Written instruction
Count every line below that contains "projektu", then state the total with no other output.

Input data
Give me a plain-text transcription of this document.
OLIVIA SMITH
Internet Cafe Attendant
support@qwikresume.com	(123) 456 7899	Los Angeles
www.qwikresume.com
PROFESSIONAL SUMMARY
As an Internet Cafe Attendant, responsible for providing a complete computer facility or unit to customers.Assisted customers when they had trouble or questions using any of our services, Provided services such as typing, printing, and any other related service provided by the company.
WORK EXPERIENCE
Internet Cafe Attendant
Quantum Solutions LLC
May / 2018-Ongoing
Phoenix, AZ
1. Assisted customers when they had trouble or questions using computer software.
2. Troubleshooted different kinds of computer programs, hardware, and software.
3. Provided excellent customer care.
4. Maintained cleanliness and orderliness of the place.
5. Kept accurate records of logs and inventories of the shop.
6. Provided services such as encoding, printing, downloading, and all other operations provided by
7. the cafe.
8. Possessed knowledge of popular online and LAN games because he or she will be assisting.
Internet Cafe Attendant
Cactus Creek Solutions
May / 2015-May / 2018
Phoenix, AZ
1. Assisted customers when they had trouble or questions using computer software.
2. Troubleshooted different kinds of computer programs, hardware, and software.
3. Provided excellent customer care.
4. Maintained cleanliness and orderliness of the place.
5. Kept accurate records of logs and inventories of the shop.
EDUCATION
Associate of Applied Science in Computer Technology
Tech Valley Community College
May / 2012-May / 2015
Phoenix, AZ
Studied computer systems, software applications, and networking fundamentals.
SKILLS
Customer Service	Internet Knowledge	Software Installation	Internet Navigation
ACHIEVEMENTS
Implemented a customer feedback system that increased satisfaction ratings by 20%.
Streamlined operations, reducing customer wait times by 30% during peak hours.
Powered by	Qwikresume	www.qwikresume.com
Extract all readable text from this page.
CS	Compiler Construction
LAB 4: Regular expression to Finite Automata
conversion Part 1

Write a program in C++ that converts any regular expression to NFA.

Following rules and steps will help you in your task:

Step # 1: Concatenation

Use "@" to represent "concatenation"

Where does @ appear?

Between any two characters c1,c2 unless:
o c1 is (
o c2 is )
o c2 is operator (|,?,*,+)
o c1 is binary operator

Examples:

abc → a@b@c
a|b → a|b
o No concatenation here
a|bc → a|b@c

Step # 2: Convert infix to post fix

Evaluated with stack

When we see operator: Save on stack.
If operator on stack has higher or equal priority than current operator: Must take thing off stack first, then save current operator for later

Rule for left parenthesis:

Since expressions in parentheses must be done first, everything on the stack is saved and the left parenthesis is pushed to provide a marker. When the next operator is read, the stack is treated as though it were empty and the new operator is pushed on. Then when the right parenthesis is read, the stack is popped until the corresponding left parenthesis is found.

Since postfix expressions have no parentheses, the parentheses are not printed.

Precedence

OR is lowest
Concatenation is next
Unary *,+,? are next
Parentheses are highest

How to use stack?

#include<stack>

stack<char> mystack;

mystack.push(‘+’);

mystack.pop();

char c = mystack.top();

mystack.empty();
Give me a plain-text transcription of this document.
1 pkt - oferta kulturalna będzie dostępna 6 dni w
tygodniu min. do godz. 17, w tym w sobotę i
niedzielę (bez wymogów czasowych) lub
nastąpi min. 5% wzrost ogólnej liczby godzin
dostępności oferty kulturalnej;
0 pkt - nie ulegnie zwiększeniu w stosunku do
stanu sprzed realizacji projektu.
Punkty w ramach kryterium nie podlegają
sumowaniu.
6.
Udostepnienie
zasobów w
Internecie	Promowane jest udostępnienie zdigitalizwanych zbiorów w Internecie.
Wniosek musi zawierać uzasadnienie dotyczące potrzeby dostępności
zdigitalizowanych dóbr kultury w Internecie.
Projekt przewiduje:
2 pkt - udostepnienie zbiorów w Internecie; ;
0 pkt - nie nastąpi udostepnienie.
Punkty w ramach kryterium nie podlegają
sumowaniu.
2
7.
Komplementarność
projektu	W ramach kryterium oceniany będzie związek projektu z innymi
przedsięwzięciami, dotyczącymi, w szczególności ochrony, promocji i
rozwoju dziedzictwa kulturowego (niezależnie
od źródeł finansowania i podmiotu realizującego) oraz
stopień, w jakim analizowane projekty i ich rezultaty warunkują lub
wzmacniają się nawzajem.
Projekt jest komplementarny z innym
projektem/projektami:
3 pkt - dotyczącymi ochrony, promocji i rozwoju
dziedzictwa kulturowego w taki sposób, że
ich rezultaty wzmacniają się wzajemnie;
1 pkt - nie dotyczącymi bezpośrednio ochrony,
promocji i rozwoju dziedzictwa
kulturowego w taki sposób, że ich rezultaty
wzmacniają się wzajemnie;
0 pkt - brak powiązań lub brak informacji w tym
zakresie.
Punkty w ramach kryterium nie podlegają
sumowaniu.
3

Output of the task
2